Description of the task –
Below is a listing. Gather each line of it that contains "的SKU集合".

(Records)
------------------------------------------------

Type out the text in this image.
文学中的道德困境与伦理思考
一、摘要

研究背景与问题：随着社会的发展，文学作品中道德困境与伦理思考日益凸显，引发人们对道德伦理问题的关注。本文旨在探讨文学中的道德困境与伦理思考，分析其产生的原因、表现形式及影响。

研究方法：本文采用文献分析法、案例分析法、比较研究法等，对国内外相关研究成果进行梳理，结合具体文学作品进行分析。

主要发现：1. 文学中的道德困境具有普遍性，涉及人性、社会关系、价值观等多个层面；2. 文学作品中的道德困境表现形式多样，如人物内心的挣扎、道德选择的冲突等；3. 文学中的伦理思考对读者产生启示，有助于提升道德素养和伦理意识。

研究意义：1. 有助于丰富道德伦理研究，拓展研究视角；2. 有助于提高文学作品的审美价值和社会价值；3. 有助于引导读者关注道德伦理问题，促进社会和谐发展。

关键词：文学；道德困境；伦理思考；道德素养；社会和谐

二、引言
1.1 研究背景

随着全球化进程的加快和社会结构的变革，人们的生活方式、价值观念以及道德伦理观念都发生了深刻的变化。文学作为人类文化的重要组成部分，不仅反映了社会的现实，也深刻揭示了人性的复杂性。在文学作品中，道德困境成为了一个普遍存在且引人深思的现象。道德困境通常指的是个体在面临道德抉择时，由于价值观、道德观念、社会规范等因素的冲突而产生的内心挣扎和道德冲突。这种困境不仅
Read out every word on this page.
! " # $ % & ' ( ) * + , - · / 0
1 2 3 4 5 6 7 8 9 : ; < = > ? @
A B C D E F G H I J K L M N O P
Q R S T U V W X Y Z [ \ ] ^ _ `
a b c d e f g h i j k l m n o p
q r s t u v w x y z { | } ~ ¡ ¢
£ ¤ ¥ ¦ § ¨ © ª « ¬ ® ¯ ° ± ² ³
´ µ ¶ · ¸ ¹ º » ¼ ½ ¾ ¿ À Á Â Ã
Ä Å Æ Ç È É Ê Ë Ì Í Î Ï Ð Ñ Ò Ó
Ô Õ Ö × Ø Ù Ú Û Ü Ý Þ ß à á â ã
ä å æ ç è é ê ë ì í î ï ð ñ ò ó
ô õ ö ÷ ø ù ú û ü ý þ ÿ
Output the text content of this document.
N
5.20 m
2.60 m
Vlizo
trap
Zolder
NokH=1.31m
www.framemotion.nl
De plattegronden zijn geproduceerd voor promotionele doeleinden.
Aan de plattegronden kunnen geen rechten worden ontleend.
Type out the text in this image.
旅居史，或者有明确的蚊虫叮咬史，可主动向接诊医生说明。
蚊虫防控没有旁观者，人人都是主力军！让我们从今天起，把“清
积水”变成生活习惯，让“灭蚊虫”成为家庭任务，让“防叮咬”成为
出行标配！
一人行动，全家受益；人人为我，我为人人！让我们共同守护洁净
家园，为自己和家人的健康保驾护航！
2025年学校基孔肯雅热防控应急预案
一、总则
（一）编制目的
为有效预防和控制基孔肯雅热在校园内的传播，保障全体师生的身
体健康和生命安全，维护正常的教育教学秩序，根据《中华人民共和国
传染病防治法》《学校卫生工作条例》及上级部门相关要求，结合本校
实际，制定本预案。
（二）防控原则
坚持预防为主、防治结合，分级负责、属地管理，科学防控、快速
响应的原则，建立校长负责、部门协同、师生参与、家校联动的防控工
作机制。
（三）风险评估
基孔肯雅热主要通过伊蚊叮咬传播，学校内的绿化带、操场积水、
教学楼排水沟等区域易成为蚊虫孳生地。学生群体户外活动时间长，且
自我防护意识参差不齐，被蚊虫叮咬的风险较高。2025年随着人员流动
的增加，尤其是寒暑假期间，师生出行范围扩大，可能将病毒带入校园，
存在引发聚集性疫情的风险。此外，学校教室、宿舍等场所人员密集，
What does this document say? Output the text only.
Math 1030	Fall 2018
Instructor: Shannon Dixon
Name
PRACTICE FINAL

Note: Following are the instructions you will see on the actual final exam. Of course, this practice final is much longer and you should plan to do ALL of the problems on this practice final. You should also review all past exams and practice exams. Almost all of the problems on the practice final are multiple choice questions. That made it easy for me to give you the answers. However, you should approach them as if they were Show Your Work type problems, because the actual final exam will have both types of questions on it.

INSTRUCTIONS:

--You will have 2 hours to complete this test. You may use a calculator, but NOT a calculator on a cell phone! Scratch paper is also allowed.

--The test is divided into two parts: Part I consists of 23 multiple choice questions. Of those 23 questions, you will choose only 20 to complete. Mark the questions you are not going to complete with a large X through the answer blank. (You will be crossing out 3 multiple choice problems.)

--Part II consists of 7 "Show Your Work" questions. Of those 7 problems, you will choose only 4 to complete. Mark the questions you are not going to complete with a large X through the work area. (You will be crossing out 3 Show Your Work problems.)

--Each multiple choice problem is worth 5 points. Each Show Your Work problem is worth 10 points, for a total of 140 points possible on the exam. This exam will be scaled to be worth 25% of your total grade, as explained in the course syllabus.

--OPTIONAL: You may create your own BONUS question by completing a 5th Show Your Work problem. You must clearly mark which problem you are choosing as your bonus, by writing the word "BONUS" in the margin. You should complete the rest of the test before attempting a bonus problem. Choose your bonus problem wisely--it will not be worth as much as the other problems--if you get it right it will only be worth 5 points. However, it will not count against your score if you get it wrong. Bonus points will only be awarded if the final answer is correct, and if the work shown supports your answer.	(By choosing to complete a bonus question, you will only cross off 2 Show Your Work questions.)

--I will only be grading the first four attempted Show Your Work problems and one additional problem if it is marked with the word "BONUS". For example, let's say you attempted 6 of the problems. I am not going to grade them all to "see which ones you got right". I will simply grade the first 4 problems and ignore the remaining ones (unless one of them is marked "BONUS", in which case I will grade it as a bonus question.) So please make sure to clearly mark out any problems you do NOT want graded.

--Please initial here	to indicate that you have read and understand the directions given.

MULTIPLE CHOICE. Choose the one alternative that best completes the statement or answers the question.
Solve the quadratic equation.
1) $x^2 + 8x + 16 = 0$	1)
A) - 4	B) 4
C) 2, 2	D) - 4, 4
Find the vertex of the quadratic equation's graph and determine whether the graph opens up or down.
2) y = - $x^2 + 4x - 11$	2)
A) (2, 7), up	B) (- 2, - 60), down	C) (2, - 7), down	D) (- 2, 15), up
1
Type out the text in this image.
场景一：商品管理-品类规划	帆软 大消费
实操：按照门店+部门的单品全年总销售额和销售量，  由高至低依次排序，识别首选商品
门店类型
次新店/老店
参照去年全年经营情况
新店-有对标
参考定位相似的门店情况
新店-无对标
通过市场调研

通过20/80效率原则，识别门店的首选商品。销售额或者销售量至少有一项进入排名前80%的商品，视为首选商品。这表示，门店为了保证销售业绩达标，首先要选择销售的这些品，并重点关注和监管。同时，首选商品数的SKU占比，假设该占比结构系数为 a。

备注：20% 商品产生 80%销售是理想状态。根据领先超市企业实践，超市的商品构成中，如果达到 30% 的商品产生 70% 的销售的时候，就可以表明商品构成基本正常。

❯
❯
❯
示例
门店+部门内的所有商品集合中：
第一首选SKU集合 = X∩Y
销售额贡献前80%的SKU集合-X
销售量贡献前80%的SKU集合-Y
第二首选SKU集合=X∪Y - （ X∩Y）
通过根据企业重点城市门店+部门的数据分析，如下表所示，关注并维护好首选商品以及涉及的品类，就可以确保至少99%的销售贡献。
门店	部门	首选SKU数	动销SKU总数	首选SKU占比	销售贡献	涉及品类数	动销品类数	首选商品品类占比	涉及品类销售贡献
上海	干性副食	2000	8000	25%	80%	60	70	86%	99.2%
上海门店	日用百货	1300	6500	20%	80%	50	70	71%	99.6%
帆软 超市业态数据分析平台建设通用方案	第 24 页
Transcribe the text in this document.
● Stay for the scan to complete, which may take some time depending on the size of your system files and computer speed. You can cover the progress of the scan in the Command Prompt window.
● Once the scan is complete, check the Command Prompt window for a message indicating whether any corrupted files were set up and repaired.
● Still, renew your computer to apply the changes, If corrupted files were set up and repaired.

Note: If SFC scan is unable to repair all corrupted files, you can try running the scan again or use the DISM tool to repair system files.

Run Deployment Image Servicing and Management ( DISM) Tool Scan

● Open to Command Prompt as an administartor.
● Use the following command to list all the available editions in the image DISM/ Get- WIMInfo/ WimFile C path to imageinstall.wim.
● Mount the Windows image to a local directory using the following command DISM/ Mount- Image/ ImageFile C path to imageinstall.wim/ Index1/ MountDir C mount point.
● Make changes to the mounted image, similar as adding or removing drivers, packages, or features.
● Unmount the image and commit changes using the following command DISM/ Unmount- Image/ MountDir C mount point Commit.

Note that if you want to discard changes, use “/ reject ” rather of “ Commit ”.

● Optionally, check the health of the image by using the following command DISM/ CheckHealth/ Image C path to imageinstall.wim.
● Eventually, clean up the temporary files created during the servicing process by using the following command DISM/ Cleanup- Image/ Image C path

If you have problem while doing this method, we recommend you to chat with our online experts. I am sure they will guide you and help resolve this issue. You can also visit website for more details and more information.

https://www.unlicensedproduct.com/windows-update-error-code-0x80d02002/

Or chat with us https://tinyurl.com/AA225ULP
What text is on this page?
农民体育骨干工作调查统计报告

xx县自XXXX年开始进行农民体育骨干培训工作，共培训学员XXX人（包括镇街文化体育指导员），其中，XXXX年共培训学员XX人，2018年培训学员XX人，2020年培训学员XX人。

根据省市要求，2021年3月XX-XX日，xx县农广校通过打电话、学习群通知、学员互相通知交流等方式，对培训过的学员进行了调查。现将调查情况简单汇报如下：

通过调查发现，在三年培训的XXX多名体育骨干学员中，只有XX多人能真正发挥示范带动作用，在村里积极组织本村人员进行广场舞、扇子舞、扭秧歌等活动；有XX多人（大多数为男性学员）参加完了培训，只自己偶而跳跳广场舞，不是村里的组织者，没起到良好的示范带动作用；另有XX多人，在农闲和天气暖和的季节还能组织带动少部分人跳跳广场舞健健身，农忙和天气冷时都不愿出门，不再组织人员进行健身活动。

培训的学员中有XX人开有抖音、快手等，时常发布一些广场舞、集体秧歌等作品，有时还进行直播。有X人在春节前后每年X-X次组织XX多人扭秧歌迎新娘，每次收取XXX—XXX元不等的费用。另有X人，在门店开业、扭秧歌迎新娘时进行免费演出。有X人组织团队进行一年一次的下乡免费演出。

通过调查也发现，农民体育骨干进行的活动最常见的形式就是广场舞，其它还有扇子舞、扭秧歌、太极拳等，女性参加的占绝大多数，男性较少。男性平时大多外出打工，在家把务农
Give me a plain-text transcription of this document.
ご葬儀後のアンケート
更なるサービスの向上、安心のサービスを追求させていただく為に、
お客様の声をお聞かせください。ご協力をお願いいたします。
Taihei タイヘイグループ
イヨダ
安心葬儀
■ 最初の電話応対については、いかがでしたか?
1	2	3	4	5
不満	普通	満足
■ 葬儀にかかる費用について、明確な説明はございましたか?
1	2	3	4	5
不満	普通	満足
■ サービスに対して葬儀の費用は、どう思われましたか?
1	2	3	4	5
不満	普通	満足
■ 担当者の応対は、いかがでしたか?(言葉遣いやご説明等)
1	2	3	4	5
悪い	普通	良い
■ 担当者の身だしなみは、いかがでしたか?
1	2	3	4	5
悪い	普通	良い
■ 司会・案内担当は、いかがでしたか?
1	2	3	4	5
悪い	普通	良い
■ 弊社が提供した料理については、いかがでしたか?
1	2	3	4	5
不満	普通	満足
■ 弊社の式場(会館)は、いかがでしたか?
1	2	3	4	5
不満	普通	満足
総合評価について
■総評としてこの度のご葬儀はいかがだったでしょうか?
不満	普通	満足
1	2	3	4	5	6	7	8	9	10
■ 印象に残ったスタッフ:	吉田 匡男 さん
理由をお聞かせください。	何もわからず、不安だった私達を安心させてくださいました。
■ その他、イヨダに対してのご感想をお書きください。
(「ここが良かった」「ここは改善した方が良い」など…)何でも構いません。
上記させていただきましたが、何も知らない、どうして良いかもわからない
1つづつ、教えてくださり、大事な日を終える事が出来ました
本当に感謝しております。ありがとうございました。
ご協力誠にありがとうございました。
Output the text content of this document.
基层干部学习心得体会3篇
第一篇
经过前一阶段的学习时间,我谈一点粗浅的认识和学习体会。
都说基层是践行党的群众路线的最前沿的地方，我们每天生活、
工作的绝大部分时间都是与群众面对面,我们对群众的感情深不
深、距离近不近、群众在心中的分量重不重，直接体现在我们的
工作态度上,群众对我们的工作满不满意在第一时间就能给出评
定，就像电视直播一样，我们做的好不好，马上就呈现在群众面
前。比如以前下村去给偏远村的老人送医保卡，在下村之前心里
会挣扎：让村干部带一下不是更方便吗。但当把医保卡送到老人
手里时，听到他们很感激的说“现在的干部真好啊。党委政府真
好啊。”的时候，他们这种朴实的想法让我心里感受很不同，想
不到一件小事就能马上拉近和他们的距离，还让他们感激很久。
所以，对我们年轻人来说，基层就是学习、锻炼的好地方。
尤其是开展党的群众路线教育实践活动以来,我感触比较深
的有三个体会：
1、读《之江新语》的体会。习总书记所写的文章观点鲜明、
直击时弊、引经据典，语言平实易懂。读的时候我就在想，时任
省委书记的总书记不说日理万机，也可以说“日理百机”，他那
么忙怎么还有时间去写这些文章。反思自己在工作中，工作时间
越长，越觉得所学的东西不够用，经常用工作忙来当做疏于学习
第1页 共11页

------------------------------------------------

Solution to the problem –
销售额贡献前80%的SKU集合-X
销售量贡献前80%的SKU集合-Y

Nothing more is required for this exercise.